> Recorded data:

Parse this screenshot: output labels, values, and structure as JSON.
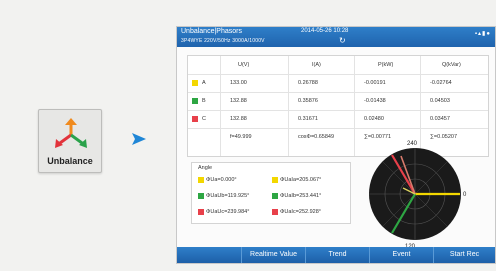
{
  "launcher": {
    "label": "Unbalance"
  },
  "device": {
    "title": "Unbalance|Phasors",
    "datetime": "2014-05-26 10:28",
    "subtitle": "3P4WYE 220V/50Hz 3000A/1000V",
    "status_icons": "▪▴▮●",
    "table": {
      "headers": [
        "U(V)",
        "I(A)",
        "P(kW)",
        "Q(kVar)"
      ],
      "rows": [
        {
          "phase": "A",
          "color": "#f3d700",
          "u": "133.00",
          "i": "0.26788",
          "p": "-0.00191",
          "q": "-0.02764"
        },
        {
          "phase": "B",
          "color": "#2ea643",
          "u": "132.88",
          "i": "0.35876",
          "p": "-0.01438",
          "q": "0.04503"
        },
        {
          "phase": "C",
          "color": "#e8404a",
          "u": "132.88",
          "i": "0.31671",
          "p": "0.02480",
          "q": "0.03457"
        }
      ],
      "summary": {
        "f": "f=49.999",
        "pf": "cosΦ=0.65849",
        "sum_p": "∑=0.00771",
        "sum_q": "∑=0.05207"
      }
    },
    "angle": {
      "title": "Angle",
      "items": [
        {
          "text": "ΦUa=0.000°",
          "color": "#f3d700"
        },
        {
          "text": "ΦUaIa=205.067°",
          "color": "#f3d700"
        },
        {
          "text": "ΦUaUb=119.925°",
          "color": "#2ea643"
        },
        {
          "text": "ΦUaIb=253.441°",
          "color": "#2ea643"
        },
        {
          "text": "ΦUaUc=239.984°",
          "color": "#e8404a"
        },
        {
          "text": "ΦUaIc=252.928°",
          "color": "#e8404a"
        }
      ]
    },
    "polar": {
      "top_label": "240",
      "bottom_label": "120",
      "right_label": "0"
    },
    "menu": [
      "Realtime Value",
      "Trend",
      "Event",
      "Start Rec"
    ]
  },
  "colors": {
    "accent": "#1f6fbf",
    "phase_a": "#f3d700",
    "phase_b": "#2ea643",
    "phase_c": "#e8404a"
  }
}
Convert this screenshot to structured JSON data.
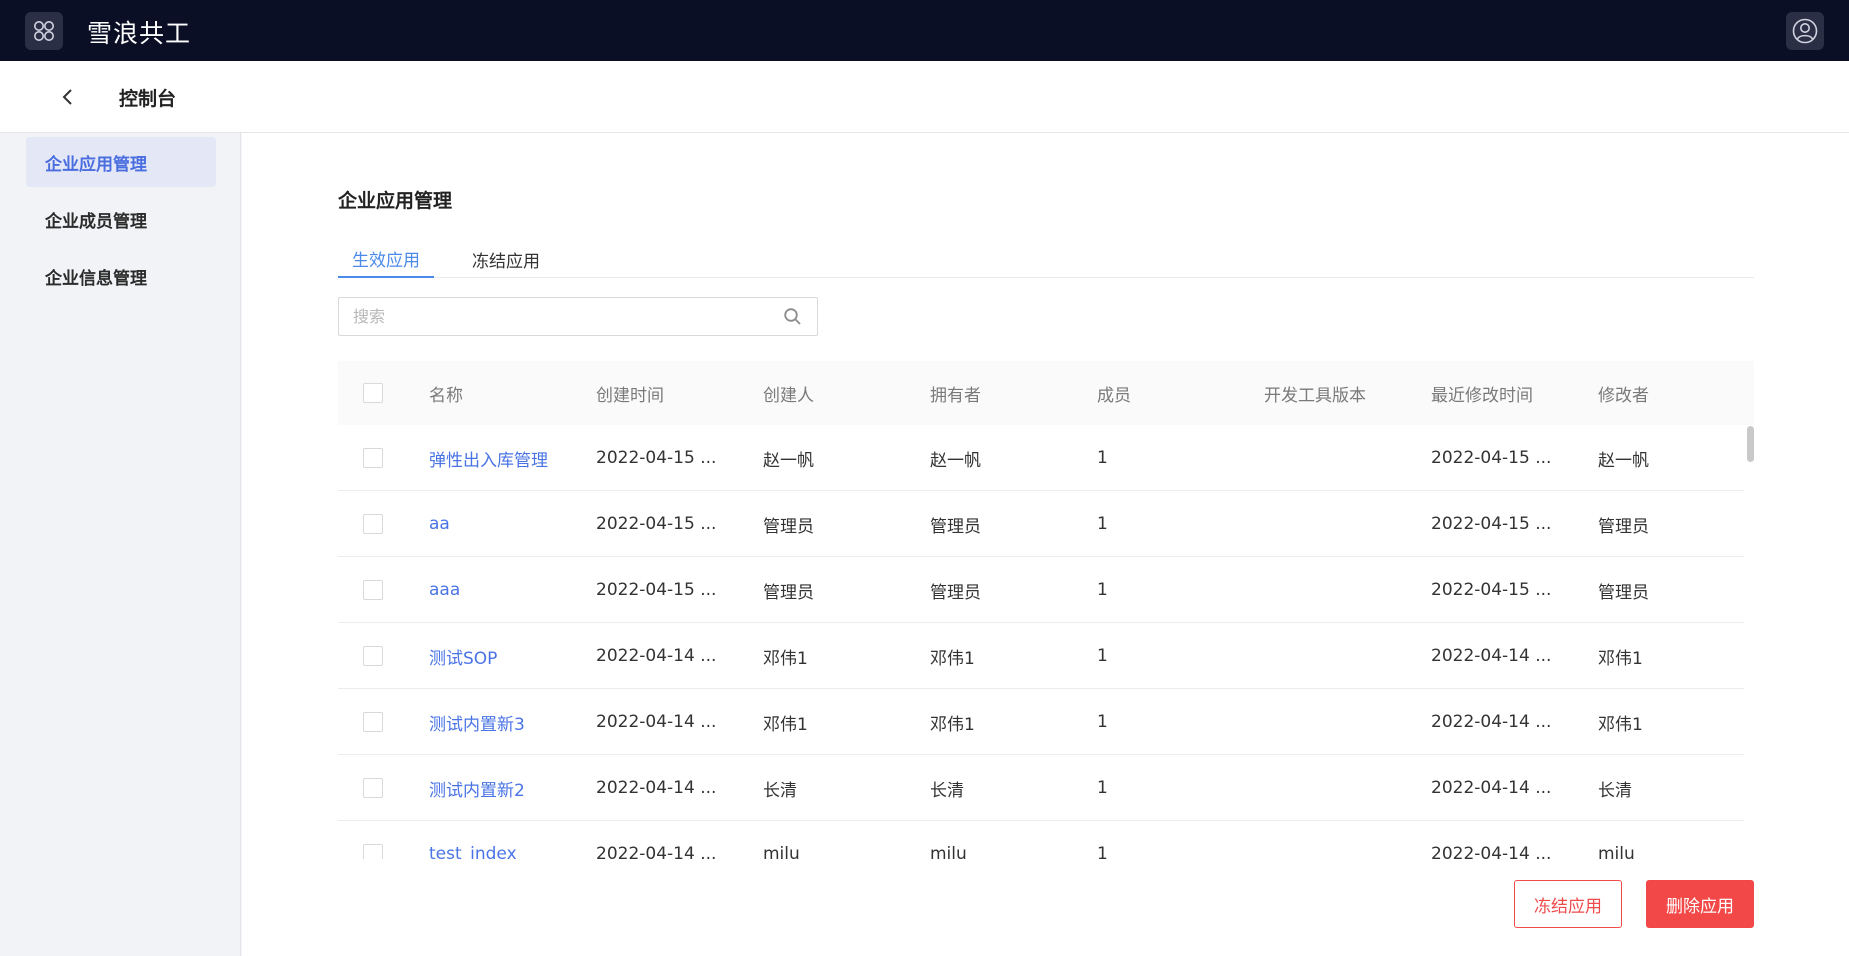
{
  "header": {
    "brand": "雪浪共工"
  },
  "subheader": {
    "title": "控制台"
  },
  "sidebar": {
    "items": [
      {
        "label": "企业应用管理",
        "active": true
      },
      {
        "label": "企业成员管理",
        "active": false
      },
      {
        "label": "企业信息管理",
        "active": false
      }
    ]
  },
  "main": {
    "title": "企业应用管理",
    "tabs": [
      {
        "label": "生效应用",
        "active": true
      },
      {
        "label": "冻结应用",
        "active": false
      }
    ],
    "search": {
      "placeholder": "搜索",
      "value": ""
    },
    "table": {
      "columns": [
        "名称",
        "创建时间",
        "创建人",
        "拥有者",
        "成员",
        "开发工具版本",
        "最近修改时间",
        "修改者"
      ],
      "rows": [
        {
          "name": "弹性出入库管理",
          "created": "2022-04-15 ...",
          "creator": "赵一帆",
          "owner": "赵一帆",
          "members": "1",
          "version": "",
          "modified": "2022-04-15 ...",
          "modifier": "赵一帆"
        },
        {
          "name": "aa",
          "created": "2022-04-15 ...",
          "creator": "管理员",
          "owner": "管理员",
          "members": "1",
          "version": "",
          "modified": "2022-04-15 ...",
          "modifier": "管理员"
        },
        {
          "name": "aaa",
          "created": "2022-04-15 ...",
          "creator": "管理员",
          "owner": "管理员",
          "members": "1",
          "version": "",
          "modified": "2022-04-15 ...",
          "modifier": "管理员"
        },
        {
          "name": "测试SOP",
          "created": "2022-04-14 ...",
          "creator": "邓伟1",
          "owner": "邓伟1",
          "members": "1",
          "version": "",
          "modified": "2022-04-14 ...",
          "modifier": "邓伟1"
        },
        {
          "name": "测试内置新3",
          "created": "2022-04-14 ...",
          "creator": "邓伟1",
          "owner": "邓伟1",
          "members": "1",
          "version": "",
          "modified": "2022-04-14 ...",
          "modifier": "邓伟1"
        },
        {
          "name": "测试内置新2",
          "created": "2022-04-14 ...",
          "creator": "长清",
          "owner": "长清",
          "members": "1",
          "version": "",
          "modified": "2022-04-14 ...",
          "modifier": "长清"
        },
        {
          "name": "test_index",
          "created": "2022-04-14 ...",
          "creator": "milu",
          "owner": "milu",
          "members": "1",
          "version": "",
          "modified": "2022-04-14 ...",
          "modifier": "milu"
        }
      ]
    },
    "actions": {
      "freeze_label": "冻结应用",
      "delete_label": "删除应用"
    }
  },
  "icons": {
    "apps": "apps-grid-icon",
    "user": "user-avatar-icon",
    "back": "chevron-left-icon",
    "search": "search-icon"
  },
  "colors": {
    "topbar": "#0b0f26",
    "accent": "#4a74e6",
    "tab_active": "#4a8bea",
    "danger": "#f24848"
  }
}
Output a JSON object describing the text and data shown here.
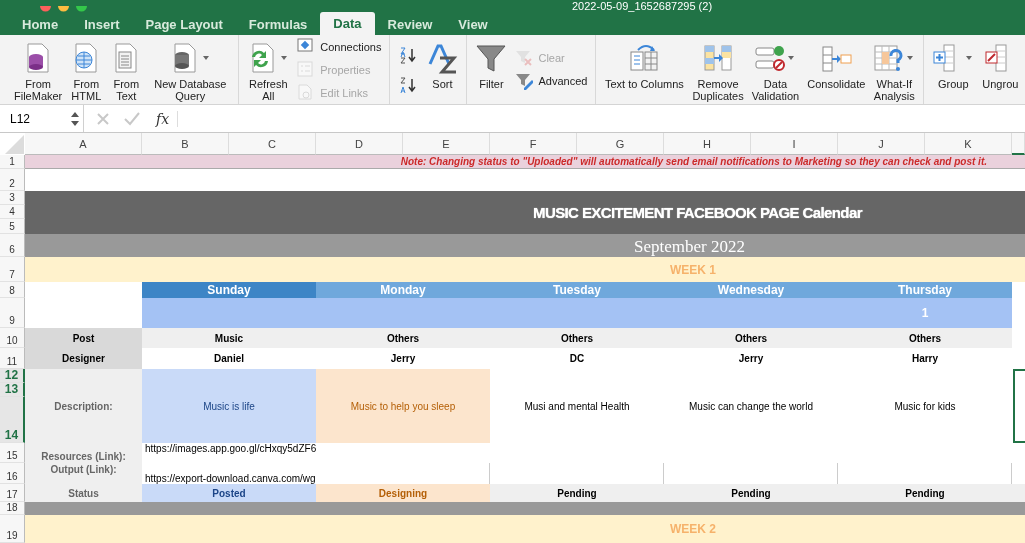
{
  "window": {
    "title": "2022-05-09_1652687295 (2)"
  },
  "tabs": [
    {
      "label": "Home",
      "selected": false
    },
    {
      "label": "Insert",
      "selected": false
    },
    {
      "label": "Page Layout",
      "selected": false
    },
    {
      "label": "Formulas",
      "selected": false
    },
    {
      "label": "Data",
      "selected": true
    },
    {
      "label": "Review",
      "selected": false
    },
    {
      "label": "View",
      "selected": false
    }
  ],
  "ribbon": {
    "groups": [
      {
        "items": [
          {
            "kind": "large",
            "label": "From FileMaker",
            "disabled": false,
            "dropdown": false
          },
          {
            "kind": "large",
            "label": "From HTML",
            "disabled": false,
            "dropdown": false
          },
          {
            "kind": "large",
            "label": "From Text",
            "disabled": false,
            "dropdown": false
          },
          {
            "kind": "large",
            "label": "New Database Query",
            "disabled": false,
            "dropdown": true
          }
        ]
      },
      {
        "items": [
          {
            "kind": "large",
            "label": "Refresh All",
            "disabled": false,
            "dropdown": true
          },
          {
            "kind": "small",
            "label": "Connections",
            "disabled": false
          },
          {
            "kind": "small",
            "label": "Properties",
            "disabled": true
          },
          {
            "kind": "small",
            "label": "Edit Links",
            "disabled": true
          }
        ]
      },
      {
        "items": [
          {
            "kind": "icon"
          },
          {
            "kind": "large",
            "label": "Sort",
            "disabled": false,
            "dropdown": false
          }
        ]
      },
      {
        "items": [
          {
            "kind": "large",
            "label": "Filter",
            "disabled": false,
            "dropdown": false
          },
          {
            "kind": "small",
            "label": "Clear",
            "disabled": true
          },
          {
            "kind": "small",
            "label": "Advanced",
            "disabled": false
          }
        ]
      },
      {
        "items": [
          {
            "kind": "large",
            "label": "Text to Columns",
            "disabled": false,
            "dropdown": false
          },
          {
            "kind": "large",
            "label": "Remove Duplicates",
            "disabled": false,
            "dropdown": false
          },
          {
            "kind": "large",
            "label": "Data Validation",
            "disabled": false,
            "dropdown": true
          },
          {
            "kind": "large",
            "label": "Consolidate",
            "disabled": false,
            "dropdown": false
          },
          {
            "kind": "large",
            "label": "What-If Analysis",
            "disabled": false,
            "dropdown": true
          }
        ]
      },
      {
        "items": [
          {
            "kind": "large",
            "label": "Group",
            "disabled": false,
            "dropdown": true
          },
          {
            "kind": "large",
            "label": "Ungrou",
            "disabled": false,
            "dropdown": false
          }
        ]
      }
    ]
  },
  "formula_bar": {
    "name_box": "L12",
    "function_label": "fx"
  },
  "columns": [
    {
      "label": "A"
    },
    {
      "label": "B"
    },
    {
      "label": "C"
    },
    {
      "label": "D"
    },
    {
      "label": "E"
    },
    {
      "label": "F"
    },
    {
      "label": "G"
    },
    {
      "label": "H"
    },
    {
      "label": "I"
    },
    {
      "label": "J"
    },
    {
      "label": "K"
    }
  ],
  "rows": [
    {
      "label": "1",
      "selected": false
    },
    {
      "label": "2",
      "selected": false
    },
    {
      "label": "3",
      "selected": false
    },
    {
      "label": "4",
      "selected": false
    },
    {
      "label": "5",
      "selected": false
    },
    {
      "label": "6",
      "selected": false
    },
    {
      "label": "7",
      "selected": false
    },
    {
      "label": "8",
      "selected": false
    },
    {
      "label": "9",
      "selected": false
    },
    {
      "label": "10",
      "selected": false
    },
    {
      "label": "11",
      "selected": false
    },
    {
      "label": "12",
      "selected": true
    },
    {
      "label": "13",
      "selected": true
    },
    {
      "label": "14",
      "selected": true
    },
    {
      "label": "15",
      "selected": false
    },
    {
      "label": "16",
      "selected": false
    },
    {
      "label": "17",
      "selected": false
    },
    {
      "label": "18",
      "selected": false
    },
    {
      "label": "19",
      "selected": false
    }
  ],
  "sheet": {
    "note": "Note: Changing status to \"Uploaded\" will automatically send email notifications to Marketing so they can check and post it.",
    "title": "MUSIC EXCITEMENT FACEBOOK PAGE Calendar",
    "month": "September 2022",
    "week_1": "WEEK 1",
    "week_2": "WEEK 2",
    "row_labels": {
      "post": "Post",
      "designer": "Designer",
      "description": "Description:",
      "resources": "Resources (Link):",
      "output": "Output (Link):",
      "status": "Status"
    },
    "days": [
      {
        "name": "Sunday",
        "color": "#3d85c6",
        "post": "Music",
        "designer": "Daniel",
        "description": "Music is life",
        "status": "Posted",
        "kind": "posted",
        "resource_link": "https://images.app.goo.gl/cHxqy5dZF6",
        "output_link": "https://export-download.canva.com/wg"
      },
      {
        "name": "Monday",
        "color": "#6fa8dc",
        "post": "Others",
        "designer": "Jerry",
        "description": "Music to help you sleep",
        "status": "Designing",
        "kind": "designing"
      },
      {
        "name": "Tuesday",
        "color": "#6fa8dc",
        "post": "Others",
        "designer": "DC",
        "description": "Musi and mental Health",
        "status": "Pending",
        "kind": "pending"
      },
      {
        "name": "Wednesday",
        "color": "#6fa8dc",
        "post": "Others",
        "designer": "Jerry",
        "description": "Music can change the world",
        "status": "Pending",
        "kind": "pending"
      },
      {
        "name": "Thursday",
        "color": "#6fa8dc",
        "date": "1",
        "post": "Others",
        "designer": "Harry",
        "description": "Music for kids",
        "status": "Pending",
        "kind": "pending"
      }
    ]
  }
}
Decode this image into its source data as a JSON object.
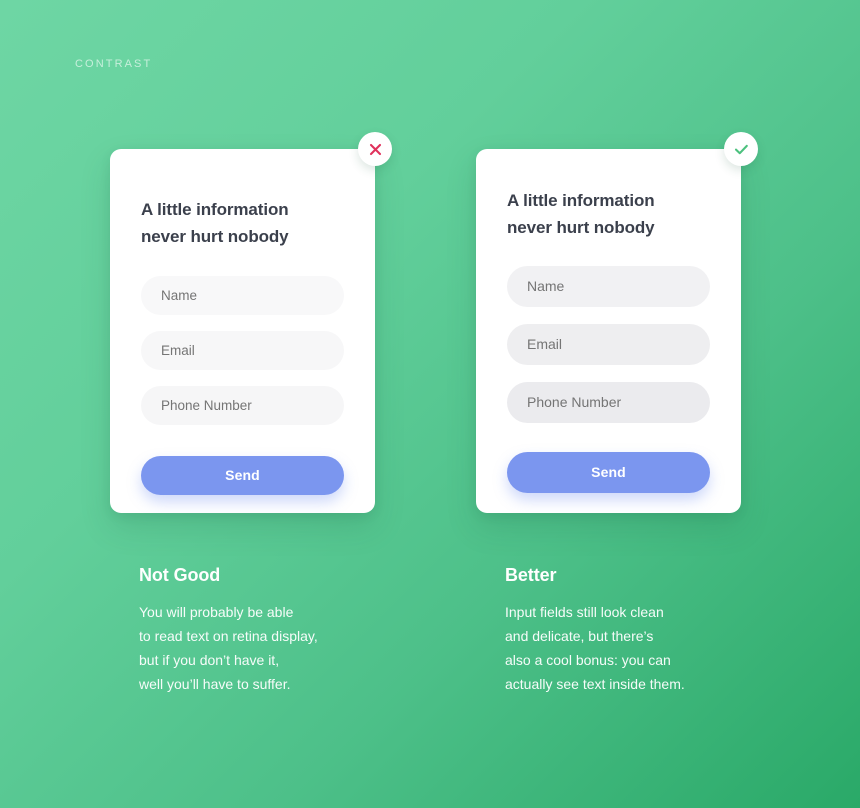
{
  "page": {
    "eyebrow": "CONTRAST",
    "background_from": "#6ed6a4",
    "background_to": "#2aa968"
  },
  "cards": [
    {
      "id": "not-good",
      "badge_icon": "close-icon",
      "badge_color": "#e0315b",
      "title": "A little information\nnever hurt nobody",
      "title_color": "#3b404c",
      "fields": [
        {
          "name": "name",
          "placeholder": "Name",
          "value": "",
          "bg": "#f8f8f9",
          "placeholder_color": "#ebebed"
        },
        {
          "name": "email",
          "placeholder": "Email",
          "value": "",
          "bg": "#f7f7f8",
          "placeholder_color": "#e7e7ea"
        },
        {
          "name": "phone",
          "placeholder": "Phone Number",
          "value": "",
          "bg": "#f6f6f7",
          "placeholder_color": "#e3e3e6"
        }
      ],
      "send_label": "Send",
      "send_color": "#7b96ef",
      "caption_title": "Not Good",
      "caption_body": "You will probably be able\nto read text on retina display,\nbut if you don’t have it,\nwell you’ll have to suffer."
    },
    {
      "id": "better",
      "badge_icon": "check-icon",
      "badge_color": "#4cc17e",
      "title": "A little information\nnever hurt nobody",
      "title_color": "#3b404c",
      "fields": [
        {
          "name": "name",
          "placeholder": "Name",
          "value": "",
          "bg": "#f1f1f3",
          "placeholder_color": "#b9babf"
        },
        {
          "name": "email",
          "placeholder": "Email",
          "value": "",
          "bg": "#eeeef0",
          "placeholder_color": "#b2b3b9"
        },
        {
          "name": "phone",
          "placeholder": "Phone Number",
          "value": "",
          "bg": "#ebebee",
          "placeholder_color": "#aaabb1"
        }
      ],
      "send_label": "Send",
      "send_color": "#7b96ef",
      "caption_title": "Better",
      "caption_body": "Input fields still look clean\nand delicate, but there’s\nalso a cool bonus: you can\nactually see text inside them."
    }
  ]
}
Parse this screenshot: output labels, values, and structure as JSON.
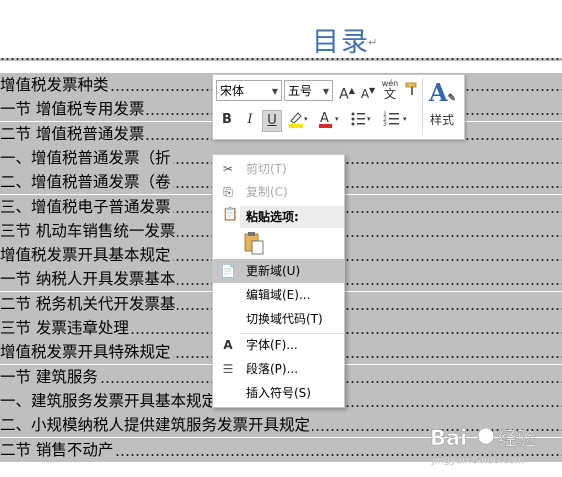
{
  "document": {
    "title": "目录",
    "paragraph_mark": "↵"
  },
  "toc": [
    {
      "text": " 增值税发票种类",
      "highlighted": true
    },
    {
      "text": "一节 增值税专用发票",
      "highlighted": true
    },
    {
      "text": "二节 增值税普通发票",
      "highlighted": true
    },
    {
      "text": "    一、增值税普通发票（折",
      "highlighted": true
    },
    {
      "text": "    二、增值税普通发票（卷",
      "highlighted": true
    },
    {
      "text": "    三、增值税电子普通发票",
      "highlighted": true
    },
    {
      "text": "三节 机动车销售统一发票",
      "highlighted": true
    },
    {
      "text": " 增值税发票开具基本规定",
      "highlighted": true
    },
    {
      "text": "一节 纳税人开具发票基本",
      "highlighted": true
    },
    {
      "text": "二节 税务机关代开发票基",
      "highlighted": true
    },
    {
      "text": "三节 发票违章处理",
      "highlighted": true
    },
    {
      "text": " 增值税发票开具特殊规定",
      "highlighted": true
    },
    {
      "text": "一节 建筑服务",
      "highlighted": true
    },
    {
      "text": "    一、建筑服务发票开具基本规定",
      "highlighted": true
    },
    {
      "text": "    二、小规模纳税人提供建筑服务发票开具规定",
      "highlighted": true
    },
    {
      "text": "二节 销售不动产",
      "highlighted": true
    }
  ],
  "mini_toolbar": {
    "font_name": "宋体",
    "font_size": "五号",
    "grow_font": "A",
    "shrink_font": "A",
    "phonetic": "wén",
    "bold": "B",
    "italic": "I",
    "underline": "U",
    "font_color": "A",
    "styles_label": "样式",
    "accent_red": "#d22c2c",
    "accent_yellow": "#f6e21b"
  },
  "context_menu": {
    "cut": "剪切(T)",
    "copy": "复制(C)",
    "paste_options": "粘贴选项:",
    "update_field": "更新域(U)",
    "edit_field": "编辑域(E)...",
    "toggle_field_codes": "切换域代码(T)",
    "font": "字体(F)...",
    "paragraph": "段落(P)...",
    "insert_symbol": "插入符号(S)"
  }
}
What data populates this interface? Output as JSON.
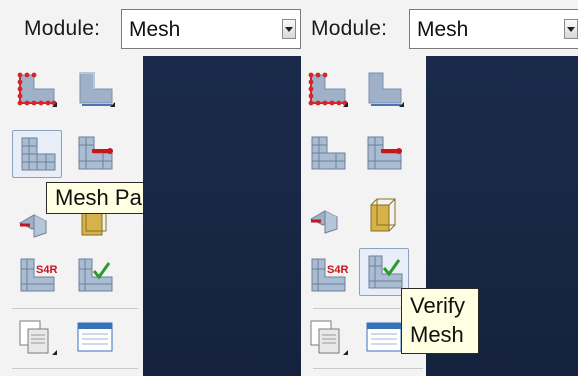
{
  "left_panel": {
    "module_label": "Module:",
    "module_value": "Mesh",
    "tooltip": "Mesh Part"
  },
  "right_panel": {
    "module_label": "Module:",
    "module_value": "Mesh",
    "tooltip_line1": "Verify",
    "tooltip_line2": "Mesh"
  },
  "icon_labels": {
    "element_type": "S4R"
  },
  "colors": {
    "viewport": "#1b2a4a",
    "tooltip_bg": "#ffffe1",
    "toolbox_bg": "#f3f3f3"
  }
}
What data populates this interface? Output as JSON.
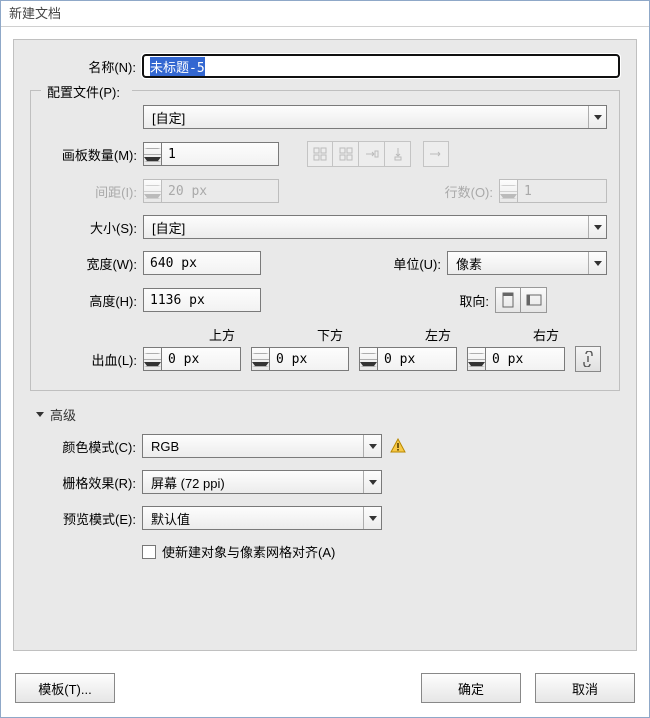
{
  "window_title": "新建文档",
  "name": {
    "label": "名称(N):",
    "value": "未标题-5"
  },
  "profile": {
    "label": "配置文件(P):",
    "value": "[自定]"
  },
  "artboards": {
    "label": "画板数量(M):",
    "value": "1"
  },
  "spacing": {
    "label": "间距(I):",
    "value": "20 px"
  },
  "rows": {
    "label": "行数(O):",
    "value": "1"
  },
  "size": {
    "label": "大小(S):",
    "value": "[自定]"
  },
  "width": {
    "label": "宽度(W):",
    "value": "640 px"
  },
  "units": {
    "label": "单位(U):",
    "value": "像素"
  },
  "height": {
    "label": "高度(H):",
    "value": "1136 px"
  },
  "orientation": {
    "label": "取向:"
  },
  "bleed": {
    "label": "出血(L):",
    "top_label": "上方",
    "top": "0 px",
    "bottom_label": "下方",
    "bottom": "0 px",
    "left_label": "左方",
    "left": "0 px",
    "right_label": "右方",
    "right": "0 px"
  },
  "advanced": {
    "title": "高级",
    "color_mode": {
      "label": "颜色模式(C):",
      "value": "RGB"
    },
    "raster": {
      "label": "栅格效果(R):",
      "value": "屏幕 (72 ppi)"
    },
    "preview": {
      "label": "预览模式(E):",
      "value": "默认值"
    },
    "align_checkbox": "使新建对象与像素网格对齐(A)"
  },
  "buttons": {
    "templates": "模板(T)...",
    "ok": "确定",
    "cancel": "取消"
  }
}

> Short problem: Tally how many lines of the data include the word "designer". Write the number and nothing else.

> Output for this exercise: 6